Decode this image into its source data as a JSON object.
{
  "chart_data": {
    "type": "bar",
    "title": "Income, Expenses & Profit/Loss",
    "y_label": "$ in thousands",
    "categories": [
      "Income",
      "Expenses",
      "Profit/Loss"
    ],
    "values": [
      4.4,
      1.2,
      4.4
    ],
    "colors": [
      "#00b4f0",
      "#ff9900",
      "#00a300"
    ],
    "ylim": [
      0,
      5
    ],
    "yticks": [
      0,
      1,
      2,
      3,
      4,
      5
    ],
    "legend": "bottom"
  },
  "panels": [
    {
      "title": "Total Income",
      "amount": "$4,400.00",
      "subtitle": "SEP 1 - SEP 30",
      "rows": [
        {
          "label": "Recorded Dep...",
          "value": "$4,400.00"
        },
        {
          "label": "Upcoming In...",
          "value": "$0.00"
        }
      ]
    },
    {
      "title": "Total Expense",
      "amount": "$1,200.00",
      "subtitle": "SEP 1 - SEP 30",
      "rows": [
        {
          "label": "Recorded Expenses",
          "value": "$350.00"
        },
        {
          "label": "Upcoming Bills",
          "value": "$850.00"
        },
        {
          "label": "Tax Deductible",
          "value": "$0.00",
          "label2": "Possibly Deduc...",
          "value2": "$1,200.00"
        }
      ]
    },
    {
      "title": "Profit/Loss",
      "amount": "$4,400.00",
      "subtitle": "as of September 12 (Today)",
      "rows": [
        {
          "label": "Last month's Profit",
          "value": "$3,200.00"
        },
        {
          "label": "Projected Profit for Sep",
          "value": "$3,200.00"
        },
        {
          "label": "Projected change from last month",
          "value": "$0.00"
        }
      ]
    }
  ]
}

::::::::::

## What is asked
Each record must be returned exactly as it is written.

## Expected answer
Decode this image into its source data as a JSON object.
{
  "chart_data": {
    "type": "bar",
    "title": "Income, Expenses & Profit/Loss",
    "y_label": "$ in thousands",
    "categories": [
      "Income",
      "Expenses",
      "Profit/Loss"
    ],
    "values": [
      4.4,
      1.2,
      4.4
    ],
    "colors": [
      "#00b4f0",
      "#ff9900",
      "#00a300"
    ],
    "ylim": [
      0,
      5
    ],
    "yticks": [
      0,
      1,
      2,
      3,
      4,
      5
    ],
    "legend": "bottom"
  },
  "panels": [
    {
      "title": "Total Income",
      "amount": "$4,400.00",
      "subtitle": "SEP 1 - SEP 30",
      "rows": [
        {
          "label": "Recorded Dep...",
          "value": "$4,400.00"
        },
        {
          "label": "Upcoming In...",
          "value": "$0.00"
        }
      ]
    },
    {
      "title": "Total Expense",
      "amount": "$1,200.00",
      "subtitle": "SEP 1 - SEP 30",
      "rows": [
        {
          "label": "Recorded Expenses",
          "value": "$350.00"
        },
        {
          "label": "Upcoming Bills",
          "value": "$850.00"
        },
        {
          "label": "Tax Deductible",
          "value": "$0.00",
          "label2": "Possibly Deduc...",
          "value2": "$1,200.00"
        }
      ]
    },
    {
      "title": "Profit/Loss",
      "amount": "$4,400.00",
      "subtitle": "as of September 12 (Today)",
      "rows": [
        {
          "label": "Last month's Profit",
          "value": "$3,200.00"
        },
        {
          "label": "Projected Profit for Sep",
          "value": "$3,200.00"
        },
        {
          "label": "Projected change from last month",
          "value": "$0.00"
        }
      ]
    }
  ]
}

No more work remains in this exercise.